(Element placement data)
§ §
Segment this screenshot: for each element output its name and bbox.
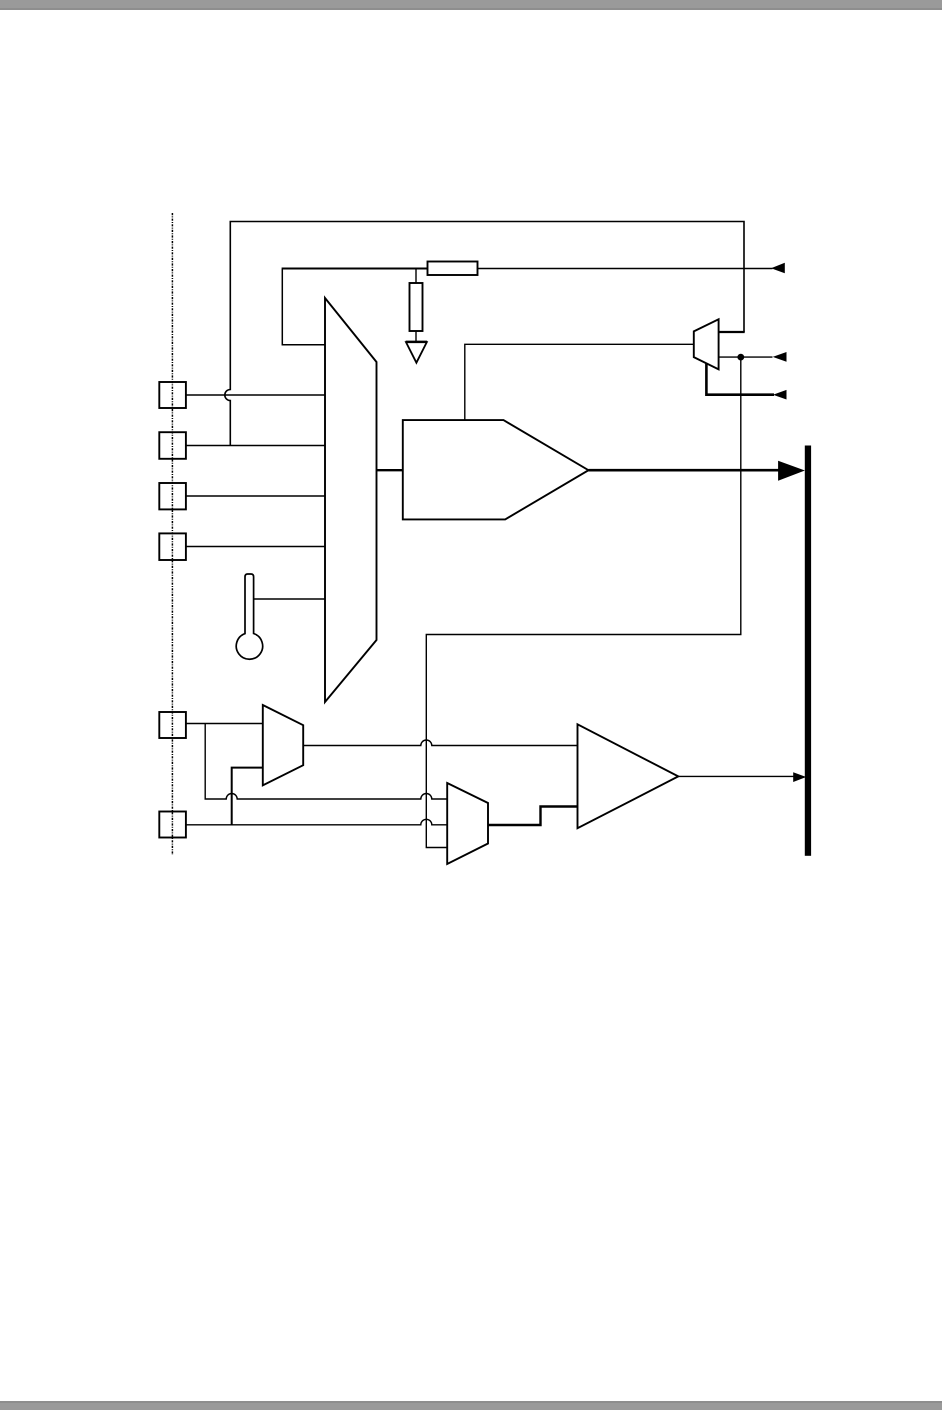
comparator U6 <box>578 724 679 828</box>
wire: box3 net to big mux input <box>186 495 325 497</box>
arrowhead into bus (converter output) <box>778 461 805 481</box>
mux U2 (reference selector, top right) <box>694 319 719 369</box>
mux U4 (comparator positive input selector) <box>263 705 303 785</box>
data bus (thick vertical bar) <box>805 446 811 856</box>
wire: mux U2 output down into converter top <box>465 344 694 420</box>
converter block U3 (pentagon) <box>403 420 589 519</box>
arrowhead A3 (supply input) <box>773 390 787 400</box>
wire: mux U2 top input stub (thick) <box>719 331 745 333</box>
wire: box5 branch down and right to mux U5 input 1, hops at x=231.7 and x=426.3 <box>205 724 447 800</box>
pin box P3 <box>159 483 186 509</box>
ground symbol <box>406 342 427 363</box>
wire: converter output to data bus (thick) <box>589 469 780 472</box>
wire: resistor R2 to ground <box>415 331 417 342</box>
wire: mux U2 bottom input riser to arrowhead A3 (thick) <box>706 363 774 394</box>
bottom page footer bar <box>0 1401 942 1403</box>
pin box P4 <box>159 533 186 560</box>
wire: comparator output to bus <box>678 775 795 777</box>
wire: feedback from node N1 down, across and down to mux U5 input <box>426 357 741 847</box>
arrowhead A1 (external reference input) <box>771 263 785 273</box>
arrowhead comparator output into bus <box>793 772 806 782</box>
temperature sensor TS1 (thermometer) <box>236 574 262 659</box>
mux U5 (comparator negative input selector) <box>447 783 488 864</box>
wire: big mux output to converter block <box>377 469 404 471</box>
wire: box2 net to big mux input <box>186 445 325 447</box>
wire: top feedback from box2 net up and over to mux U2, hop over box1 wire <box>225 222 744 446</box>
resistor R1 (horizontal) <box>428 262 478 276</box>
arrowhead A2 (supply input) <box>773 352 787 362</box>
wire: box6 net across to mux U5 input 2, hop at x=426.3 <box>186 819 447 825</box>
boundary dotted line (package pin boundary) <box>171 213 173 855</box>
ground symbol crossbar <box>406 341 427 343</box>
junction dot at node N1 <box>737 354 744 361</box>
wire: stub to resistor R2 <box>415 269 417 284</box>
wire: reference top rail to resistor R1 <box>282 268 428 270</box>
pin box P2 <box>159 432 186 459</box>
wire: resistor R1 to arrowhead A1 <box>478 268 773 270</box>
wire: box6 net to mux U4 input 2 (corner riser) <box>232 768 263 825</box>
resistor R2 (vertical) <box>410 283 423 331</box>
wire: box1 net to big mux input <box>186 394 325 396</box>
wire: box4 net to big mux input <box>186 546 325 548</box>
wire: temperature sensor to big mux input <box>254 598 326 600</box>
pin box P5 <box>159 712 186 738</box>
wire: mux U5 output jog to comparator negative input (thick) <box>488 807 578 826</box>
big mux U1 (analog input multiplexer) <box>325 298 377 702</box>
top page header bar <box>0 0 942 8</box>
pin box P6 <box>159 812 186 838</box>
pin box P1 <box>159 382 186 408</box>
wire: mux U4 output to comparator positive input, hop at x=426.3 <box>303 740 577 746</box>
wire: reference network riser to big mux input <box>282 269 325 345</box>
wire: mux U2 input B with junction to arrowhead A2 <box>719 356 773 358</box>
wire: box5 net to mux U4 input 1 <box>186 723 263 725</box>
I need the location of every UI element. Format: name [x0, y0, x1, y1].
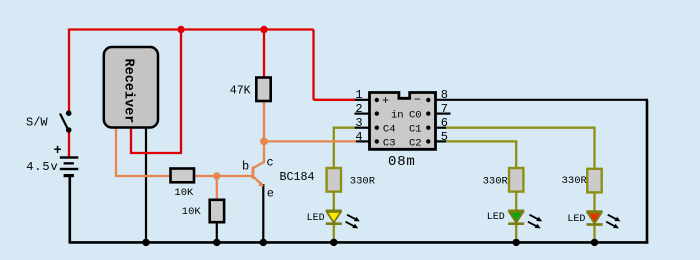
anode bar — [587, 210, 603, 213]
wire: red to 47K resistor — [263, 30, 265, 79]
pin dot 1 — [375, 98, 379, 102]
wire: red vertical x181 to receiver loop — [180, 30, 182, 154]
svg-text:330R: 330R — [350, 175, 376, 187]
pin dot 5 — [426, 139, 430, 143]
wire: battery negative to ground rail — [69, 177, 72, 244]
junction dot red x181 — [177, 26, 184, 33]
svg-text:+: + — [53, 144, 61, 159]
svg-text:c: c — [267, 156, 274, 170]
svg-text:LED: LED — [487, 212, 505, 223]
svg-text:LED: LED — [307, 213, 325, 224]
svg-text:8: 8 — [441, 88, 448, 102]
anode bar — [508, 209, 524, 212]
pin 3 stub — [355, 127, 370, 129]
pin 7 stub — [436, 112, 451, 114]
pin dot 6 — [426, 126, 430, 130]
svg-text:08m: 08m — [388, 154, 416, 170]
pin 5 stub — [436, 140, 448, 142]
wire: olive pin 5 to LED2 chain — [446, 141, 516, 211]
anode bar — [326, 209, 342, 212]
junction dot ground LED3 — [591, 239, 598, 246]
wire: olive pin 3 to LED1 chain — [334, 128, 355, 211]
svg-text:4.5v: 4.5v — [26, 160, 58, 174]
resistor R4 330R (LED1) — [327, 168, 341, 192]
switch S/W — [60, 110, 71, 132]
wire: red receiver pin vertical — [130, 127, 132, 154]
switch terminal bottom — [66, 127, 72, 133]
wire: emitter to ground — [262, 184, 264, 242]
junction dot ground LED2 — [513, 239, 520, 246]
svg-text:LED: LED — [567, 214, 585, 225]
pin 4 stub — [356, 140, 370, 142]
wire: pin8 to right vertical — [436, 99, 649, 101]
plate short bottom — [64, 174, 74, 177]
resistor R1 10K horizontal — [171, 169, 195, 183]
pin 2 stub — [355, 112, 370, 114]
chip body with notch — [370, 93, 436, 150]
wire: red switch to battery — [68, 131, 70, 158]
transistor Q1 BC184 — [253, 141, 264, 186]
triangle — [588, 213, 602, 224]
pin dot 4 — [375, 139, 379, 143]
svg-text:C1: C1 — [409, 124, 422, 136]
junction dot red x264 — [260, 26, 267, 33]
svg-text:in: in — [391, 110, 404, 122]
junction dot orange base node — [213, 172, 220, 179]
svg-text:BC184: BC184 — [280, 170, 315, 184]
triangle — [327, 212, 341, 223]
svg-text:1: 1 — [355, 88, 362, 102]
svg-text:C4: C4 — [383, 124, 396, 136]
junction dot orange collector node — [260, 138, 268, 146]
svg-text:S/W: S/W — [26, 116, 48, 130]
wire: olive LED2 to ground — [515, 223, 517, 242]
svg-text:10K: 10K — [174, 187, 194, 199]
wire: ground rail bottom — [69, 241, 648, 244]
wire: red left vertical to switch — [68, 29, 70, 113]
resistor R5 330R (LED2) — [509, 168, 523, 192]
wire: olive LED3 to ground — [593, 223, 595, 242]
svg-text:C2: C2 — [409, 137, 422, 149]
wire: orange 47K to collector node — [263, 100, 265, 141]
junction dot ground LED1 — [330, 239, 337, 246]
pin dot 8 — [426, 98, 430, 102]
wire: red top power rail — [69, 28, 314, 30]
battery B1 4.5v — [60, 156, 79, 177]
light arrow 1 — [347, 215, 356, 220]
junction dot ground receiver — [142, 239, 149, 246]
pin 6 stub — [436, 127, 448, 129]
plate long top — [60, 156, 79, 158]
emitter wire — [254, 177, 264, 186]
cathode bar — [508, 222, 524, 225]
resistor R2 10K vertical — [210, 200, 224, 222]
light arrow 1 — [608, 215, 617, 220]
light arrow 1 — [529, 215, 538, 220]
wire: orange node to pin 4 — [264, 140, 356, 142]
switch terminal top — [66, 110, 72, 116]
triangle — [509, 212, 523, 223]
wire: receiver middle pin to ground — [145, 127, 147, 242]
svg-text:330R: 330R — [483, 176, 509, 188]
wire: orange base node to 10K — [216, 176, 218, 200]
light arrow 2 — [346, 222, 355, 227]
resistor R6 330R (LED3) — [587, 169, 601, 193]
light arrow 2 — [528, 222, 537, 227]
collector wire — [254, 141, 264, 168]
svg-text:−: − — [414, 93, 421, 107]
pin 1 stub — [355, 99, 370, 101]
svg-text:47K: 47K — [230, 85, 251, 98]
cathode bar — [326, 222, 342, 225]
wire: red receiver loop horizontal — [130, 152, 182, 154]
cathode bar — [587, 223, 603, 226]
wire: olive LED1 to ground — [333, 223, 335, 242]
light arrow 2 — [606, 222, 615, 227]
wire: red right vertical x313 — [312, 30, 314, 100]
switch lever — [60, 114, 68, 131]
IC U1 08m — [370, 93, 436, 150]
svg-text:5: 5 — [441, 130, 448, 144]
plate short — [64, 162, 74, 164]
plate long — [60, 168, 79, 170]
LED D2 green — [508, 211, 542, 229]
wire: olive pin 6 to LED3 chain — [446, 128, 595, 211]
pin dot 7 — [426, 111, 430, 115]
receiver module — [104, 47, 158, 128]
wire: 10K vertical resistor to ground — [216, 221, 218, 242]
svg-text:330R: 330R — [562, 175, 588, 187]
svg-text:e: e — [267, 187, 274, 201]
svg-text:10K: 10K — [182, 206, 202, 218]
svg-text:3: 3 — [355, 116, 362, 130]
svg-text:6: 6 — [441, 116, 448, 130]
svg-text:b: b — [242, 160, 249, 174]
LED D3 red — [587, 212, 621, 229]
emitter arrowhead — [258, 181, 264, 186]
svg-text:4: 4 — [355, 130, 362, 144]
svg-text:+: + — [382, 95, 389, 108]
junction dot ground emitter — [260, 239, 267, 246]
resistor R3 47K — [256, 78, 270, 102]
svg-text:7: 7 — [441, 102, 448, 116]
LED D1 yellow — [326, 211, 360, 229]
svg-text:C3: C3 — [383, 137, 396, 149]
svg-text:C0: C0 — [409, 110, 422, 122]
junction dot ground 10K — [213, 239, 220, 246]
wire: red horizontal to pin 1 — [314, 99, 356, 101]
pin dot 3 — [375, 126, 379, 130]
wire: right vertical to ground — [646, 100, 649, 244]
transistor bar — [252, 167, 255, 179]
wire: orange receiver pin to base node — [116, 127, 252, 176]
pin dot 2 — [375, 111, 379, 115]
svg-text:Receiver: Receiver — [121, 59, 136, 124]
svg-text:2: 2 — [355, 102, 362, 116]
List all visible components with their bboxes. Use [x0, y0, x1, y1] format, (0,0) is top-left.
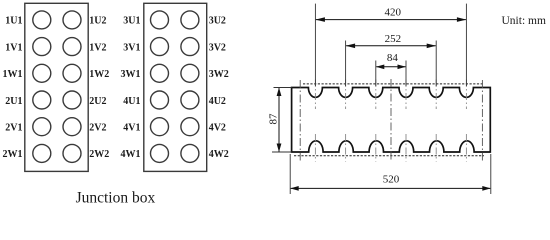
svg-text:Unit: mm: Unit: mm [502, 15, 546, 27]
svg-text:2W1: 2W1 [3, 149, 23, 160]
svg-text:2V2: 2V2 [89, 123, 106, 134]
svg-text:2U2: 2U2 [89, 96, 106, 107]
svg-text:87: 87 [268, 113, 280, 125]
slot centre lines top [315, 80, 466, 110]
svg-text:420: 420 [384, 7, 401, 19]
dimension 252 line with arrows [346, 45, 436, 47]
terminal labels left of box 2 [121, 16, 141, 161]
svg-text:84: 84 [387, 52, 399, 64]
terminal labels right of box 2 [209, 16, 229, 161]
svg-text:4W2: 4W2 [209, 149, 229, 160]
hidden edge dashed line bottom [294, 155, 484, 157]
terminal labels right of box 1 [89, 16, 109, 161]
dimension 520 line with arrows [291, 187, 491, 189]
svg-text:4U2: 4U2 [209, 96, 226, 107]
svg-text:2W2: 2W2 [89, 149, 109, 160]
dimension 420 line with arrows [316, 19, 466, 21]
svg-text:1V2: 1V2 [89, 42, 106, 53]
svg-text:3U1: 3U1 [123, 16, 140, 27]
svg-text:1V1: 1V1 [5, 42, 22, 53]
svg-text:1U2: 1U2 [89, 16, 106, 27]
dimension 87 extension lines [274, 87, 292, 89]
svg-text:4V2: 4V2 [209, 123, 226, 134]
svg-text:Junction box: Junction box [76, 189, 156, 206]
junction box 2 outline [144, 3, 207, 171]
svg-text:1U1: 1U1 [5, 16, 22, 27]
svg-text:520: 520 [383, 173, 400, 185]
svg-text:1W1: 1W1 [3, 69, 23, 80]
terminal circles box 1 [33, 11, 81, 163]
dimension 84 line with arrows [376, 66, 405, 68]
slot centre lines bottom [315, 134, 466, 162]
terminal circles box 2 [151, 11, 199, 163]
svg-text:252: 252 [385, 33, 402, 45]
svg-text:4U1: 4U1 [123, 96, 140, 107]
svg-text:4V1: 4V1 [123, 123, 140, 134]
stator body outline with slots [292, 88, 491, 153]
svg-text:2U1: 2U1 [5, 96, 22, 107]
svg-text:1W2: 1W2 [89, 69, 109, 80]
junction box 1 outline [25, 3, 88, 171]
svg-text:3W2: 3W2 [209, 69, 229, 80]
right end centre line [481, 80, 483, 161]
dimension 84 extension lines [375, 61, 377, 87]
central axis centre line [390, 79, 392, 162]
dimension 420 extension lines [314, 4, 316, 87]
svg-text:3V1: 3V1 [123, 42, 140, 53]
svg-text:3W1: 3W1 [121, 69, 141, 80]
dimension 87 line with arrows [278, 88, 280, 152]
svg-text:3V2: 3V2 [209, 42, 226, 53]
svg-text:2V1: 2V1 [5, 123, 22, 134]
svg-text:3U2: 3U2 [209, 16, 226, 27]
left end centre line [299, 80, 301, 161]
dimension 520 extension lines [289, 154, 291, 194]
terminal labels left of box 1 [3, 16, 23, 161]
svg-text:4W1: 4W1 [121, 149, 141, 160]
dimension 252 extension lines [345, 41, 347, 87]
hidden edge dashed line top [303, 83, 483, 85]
§ §
**EXERCISE BRIEF:**
Select every line in the data above that contains the word "cathode". Case counts.

**ANSWER TO THIS PROBLEM:**
cathode bar — [508, 222, 524, 225]
cathode bar — [326, 222, 342, 225]
cathode bar — [587, 223, 603, 226]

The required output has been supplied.